**Set task:**
What is the number of lines holding the word "Anleitung"? Give that number alone.

**Dataset entries:**
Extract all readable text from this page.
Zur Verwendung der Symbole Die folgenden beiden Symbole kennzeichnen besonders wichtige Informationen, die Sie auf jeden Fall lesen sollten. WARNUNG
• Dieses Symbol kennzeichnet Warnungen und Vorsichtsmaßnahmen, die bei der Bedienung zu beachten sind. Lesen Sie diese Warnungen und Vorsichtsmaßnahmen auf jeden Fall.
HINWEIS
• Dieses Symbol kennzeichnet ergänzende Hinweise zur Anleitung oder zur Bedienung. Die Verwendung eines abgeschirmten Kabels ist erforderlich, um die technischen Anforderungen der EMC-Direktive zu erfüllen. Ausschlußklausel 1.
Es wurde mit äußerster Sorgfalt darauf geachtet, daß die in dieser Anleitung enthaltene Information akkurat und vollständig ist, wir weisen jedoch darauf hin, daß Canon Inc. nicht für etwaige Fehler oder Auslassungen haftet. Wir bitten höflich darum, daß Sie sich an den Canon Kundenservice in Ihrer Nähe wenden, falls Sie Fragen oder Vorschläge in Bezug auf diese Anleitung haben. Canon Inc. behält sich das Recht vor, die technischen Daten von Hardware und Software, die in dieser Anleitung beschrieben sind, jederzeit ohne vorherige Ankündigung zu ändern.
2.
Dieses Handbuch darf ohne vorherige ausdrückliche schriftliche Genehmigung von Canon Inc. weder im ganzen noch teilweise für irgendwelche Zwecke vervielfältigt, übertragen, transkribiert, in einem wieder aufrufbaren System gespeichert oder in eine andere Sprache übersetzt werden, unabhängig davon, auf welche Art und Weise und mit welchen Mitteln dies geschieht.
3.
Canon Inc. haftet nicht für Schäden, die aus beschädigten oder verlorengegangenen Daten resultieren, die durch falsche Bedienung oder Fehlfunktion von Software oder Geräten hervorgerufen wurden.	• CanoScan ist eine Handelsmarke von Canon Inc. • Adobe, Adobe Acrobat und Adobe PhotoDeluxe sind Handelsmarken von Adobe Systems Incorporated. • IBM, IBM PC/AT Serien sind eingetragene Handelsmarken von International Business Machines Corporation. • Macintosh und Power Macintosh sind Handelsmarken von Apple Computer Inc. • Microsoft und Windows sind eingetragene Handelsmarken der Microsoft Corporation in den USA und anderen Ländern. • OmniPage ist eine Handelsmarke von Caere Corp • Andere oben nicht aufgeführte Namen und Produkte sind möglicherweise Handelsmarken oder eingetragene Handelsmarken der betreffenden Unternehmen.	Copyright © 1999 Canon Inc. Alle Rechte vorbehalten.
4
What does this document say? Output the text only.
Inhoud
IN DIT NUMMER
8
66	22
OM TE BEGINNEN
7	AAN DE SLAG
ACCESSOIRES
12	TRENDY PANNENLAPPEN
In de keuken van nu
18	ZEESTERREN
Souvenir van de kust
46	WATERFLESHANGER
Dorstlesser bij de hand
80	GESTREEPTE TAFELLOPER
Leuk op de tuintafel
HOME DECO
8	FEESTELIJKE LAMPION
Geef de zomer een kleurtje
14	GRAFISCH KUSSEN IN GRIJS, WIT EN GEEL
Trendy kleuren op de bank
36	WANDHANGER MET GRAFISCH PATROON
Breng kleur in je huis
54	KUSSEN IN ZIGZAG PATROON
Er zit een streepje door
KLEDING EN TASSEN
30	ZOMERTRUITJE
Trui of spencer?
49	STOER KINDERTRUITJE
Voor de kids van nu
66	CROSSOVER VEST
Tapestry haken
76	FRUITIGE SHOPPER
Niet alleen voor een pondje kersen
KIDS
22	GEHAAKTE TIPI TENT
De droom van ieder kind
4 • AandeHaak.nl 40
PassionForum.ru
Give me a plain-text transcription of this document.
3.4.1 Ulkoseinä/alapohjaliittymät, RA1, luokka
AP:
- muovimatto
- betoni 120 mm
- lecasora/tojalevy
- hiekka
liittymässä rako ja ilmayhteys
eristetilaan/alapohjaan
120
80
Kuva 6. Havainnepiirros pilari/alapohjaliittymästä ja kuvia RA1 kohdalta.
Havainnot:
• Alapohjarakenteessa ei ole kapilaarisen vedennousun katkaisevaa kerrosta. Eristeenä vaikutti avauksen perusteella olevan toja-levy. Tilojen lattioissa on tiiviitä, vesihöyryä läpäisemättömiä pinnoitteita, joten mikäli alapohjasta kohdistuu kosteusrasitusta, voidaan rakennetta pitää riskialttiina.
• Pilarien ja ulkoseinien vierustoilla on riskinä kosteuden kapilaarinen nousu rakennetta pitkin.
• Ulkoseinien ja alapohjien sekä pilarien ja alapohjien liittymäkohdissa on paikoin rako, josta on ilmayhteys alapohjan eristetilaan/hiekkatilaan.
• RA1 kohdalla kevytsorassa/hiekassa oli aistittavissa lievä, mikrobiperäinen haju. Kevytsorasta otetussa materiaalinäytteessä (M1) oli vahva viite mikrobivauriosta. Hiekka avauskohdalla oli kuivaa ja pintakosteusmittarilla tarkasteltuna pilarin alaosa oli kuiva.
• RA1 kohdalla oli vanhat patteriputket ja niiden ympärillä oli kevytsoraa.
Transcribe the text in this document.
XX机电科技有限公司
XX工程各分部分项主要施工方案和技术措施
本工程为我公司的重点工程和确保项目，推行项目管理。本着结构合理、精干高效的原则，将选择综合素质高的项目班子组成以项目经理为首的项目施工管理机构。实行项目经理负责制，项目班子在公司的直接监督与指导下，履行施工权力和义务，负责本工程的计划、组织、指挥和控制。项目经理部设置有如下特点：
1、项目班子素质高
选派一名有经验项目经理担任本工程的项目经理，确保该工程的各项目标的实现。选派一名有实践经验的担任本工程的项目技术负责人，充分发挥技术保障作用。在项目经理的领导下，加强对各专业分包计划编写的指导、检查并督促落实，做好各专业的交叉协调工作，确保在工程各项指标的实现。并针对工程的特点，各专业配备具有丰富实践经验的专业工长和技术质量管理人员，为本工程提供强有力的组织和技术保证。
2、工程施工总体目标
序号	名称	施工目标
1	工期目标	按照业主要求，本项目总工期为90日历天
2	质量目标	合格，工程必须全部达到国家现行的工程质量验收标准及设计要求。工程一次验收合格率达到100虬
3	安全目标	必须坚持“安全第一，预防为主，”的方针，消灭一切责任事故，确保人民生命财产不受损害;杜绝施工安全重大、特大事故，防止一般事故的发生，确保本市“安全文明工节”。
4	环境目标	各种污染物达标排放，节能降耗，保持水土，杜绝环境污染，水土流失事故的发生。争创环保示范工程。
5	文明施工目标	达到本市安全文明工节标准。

**Response to this exercise:**
2